[Requirements] What follows is a set of entries. Repeat them exactly, but not their pictures.

[Extracted entries]
#####

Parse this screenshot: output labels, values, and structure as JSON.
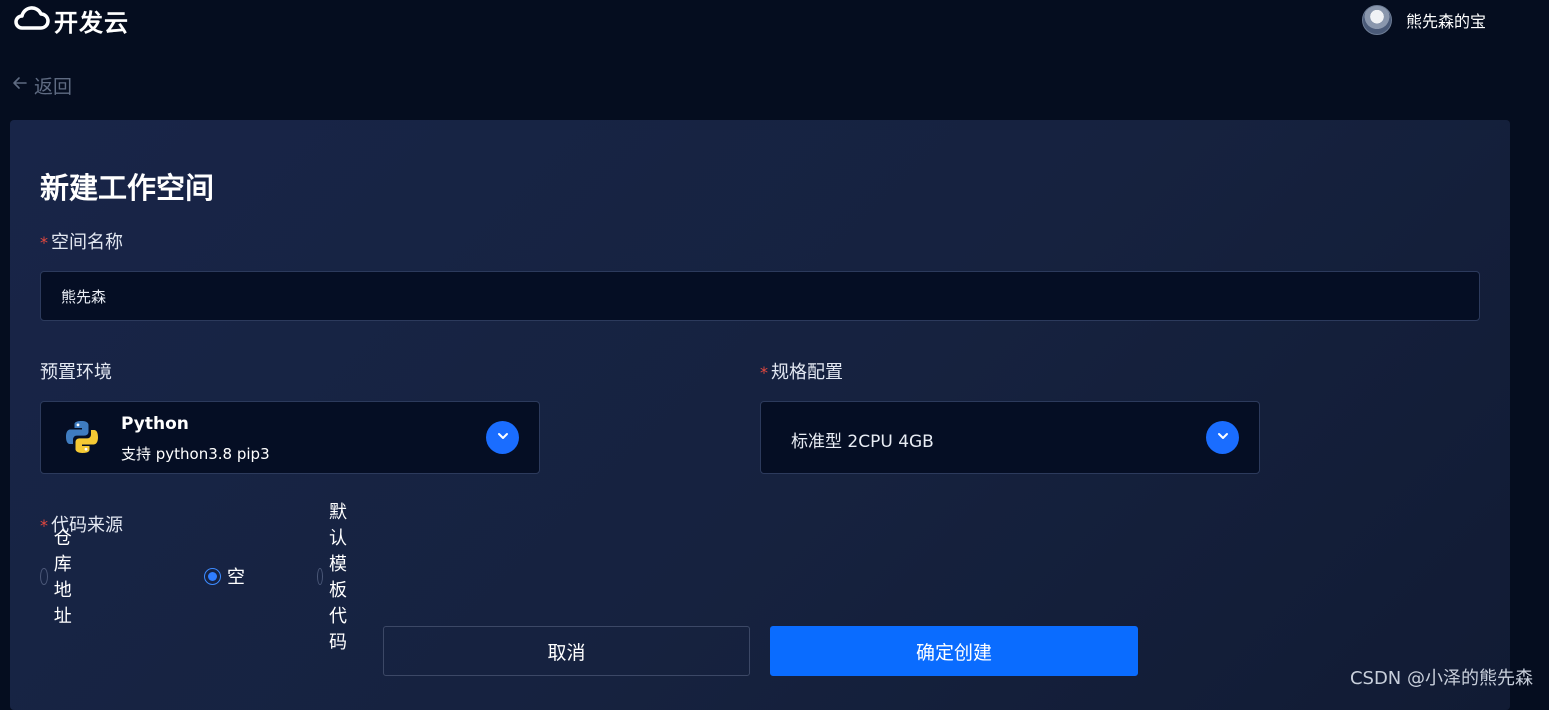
{
  "brand": {
    "name": "开发云"
  },
  "user": {
    "name": "熊先森的宝"
  },
  "nav": {
    "back_label": "返回"
  },
  "page": {
    "title": "新建工作空间"
  },
  "form": {
    "space_name": {
      "label": "空间名称",
      "required_mark": "*",
      "value": "熊先森"
    },
    "preset_env": {
      "label": "预置环境",
      "title": "Python",
      "subtitle": "支持 python3.8 pip3"
    },
    "spec": {
      "label": "规格配置",
      "required_mark": "*",
      "value": "标准型 2CPU 4GB"
    },
    "code_source": {
      "label": "代码来源",
      "required_mark": "*",
      "options": [
        {
          "label": "仓库地址",
          "checked": false
        },
        {
          "label": "空",
          "checked": true
        },
        {
          "label": "默认模板代码",
          "checked": false
        }
      ]
    }
  },
  "actions": {
    "cancel_label": "取消",
    "confirm_label": "确定创建"
  },
  "watermark": "CSDN @小泽的熊先森",
  "colors": {
    "background": "#050d1f",
    "card": "#182548",
    "primary": "#0a6cff",
    "required": "#e5493f",
    "input_bg": "#050e24"
  }
}
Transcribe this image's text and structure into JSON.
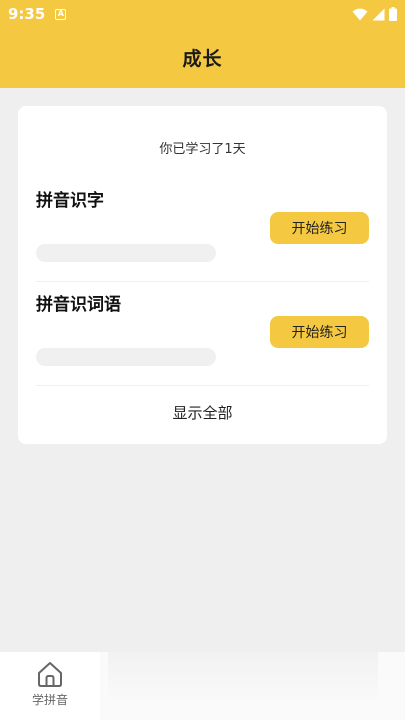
{
  "status_bar": {
    "time": "9:35",
    "notification_icon_letter": "A",
    "icons": [
      "wifi-icon",
      "signal-icon",
      "battery-icon"
    ]
  },
  "header": {
    "title": "成长",
    "background_color": "#f5c842"
  },
  "card": {
    "days_text": "你已学习了1天",
    "sections": [
      {
        "title": "拼音识字",
        "button_label": "开始练习",
        "progress": 0
      },
      {
        "title": "拼音识词语",
        "button_label": "开始练习",
        "progress": 0
      }
    ],
    "show_all_label": "显示全部"
  },
  "bottom_nav": {
    "items": [
      {
        "label": "学拼音",
        "icon": "home-icon"
      }
    ]
  }
}
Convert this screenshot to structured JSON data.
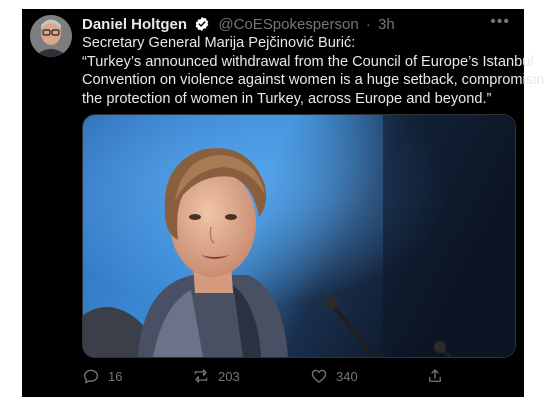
{
  "tweet": {
    "author_name": "Daniel Holtgen",
    "handle": "@CoESpokesperson",
    "separator": "·",
    "time": "3h",
    "more_icon": "more-dots-icon",
    "verified_icon": "verified-badge-icon",
    "lines": [
      "Secretary General Marija Pejčinović Burić:",
      "“Turkey’s announced withdrawal from the Council of Europe’s Istanbul",
      "Convention on violence against women is a huge setback, compromising",
      "the protection of women in Turkey, across Europe and beyond.”"
    ],
    "replies": "16",
    "retweets": "203",
    "likes": "340"
  },
  "colors": {
    "background": "#000000",
    "text": "#e7e9ea",
    "muted": "#71767b",
    "verified": "#ffffff"
  }
}
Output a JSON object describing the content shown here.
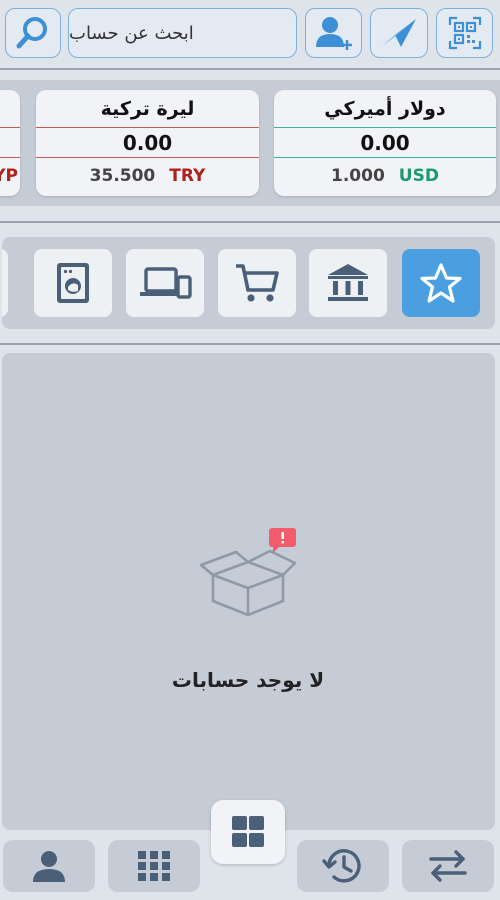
{
  "header": {
    "search_placeholder": "ابحث عن حساب",
    "icons": [
      "search-icon",
      "add-user-icon",
      "send-icon",
      "qr-code-icon"
    ]
  },
  "currencies": [
    {
      "name": "دولار أميركي",
      "amount": "0.00",
      "rate": "1.000",
      "code": "USD"
    },
    {
      "name": "ليرة تركية",
      "amount": "0.00",
      "rate": "35.500",
      "code": "TRY"
    },
    {
      "partial_code": "YP"
    }
  ],
  "categories": [
    {
      "icon": "star-icon",
      "active": true
    },
    {
      "icon": "bank-icon",
      "active": false
    },
    {
      "icon": "cart-icon",
      "active": false
    },
    {
      "icon": "devices-icon",
      "active": false
    },
    {
      "icon": "washing-machine-icon",
      "active": false
    }
  ],
  "empty_state": {
    "message": "لا يوجد حسابات",
    "icon": "empty-box-icon"
  },
  "bottom_nav": {
    "items": [
      "transfer-icon",
      "history-icon",
      "dashboard-icon",
      "apps-grid-icon",
      "profile-icon"
    ]
  },
  "colors": {
    "accent_blue": "#4a9fe0",
    "usd_green": "#1a9a6e",
    "try_red": "#b0201c",
    "panel_gray": "#c6ccd5"
  }
}
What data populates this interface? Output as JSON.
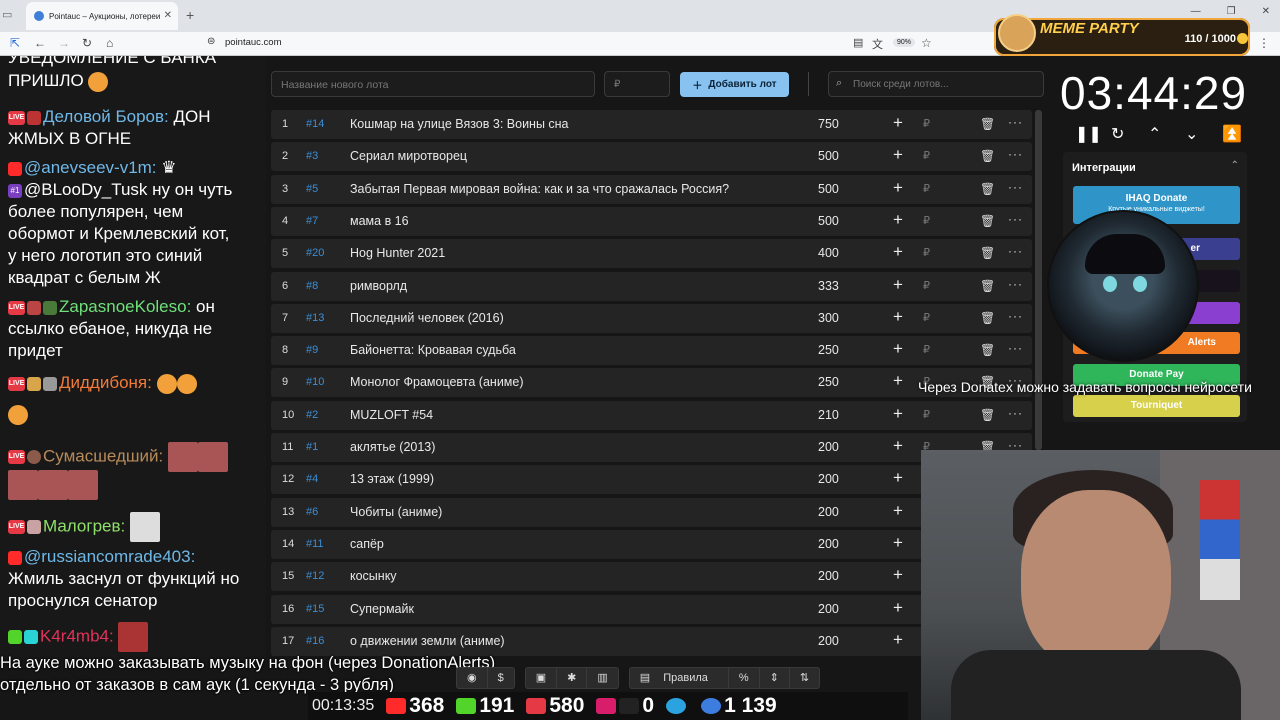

#####

[Written answer]
Parse this screenshot: output labels, values, and structure as JSON.
{
  "brand": {
    "name": "开发云"
  },
  "user": {
    "name": "熊先森的宝"
  },
  "nav": {
    "back_label": "返回"
  },
  "page": {
    "title": "新建工作空间"
  },
  "form": {
    "space_name": {
      "label": "空间名称",
      "required_mark": "*",
      "value": "熊先森"
    },
    "preset_env": {
      "label": "预置环境",
      "title": "Python",
      "subtitle": "支持 python3.8 pip3"
    },
    "spec": {
      "label": "规格配置",
      "required_mark": "*",
      "value": "标准型 2CPU 4GB"
    },
    "code_source": {
      "label": "代码来源",
      "required_mark": "*",
      "options": [
        {
          "label": "仓库地址",
          "checked": false
        },
        {
          "label": "空",
          "checked": true
        },
        {
          "label": "默认模板代码",
          "checked": false
        }
      ]
    }
  },
  "actions": {
    "cancel_label": "取消",
    "confirm_label": "确定创建"
  },
  "watermark": "CSDN @小泽的熊先森",
  "colors": {
    "background": "#050d1f",
    "card": "#182548",
    "primary": "#0a6cff",
    "required": "#e5493f",
    "input_bg": "#050e24"
  }
}
Transcribe this image's text and structure into JSON.
{
  "status_bar": {
    "time": "9:35",
    "notification_icon_letter": "A",
    "icons": [
      "wifi-icon",
      "signal-icon",
      "battery-icon"
    ]
  },
  "header": {
    "title": "成长",
    "background_color": "#f5c842"
  },
  "card": {
    "days_text": "你已学习了1天",
    "sections": [
      {
        "title": "拼音识字",
        "button_label": "开始练习",
        "progress": 0
      },
      {
        "title": "拼音识词语",
        "button_label": "开始练习",
        "progress": 0
      }
    ],
    "show_all_label": "显示全部"
  },
  "bottom_nav": {
    "items": [
      {
        "label": "学拼音",
        "icon": "home-icon"
      }
    ]
  }
}
Convert this screenshot to structured JSON data.
{
  "tweet": {
    "author_name": "Daniel Holtgen",
    "handle": "@CoESpokesperson",
    "separator": "·",
    "time": "3h",
    "more_icon": "more-dots-icon",
    "verified_icon": "verified-badge-icon",
    "lines": [
      "Secretary General Marija Pejčinović Burić:",
      "“Turkey’s announced withdrawal from the Council of Europe’s Istanbul",
      "Convention on violence against women is a huge setback, compromising",
      "the protection of women in Turkey, across Europe and beyond.”"
    ],
    "replies": "16",
    "retweets": "203",
    "likes": "340"
  },
  "colors": {
    "background": "#000000",
    "text": "#e7e9ea",
    "muted": "#71767b",
    "verified": "#ffffff"
  }
}
Output a JSON object describing the content shown here.
{
  "header": {
    "search_placeholder": "ابحث عن حساب",
    "icons": [
      "search-icon",
      "add-user-icon",
      "send-icon",
      "qr-code-icon"
    ]
  },
  "currencies": [
    {
      "name": "دولار أميركي",
      "amount": "0.00",
      "rate": "1.000",
      "code": "USD"
    },
    {
      "name": "ليرة تركية",
      "amount": "0.00",
      "rate": "35.500",
      "code": "TRY"
    },
    {
      "partial_code": "YP"
    }
  ],
  "categories": [
    {
      "icon": "star-icon",
      "active": true
    },
    {
      "icon": "bank-icon",
      "active": false
    },
    {
      "icon": "cart-icon",
      "active": false
    },
    {
      "icon": "devices-icon",
      "active": false
    },
    {
      "icon": "washing-machine-icon",
      "active": false
    }
  ],
  "empty_state": {
    "message": "لا يوجد حسابات",
    "icon": "empty-box-icon"
  },
  "bottom_nav": {
    "items": [
      "transfer-icon",
      "history-icon",
      "dashboard-icon",
      "apps-grid-icon",
      "profile-icon"
    ]
  },
  "colors": {
    "accent_blue": "#4a9fe0",
    "usd_green": "#1a9a6e",
    "try_red": "#b0201c",
    "panel_gray": "#c6ccd5"
  }
}
What data populates this interface? Output as JSON.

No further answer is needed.